Exercise aim. Set out every line bearing the string "dilakukan".

[Stored data]

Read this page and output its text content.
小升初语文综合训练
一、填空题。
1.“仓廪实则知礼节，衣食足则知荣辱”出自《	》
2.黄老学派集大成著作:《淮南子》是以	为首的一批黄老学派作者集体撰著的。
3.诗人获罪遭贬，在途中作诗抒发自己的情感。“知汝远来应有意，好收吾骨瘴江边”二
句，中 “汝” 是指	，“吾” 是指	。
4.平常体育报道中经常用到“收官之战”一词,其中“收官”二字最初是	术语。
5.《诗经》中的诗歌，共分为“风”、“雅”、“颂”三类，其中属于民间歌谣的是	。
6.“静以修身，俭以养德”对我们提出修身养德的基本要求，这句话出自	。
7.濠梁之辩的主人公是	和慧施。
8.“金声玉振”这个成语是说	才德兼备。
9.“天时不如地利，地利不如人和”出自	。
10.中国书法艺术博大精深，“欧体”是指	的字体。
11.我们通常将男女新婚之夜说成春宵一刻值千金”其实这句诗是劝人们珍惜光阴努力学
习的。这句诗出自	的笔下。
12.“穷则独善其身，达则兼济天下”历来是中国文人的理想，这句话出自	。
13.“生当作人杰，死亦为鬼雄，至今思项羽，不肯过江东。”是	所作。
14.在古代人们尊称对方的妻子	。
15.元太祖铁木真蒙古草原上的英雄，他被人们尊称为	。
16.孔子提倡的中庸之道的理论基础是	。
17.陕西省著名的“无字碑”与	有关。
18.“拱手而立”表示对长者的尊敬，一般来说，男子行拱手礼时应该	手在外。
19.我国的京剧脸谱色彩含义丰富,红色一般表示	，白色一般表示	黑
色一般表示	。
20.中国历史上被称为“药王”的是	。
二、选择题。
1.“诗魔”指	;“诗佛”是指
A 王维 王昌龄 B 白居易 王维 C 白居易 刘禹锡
---
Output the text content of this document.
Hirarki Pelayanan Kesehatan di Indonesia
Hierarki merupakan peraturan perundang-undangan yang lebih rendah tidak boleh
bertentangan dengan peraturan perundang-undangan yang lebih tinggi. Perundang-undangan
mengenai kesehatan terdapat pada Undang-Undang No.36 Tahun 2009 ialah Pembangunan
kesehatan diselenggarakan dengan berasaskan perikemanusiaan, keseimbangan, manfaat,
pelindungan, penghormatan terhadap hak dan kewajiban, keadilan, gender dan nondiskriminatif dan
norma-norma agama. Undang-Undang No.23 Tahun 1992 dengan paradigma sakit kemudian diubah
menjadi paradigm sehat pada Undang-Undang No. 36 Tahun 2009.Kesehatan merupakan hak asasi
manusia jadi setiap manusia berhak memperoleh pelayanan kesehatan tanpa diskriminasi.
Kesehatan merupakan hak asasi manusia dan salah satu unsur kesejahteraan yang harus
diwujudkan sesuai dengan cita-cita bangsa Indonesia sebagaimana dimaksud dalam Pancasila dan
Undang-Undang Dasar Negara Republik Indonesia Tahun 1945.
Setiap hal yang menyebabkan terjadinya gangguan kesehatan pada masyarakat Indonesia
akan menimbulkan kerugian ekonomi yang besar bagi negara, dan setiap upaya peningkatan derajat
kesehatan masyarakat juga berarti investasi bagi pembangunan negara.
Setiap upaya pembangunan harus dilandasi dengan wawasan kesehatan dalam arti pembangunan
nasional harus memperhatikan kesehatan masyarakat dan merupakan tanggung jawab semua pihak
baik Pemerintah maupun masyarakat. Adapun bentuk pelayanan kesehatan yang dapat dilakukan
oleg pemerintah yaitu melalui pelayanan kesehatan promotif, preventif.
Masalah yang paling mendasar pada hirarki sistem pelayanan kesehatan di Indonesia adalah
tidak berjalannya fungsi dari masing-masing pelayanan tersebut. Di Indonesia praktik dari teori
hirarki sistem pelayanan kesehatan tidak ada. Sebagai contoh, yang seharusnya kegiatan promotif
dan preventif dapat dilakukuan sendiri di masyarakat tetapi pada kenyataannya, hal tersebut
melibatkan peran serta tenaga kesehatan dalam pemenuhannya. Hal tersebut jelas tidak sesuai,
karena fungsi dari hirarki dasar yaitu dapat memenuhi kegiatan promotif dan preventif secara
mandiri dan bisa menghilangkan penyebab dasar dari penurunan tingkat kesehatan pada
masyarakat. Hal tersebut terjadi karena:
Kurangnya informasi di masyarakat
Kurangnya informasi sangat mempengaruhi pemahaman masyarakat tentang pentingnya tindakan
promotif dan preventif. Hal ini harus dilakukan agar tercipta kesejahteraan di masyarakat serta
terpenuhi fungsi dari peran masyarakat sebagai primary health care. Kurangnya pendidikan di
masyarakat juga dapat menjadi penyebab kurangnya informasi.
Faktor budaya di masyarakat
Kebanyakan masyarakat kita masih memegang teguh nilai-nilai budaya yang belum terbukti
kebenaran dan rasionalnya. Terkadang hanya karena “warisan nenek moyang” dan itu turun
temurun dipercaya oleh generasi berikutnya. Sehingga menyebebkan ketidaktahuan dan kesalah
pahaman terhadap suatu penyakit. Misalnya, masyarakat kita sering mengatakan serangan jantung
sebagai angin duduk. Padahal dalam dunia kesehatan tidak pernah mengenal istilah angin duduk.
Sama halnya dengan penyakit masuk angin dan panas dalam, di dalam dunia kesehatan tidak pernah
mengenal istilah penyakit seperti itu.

Response to this task.
baik Pemerintah maupun masyarakat. Adapun bentuk pelayanan kesehatan yang dapat dilakukan
promotif dan preventif. Hal ini harus dilakukan agar tercipta kesejahteraan di masyarakat serta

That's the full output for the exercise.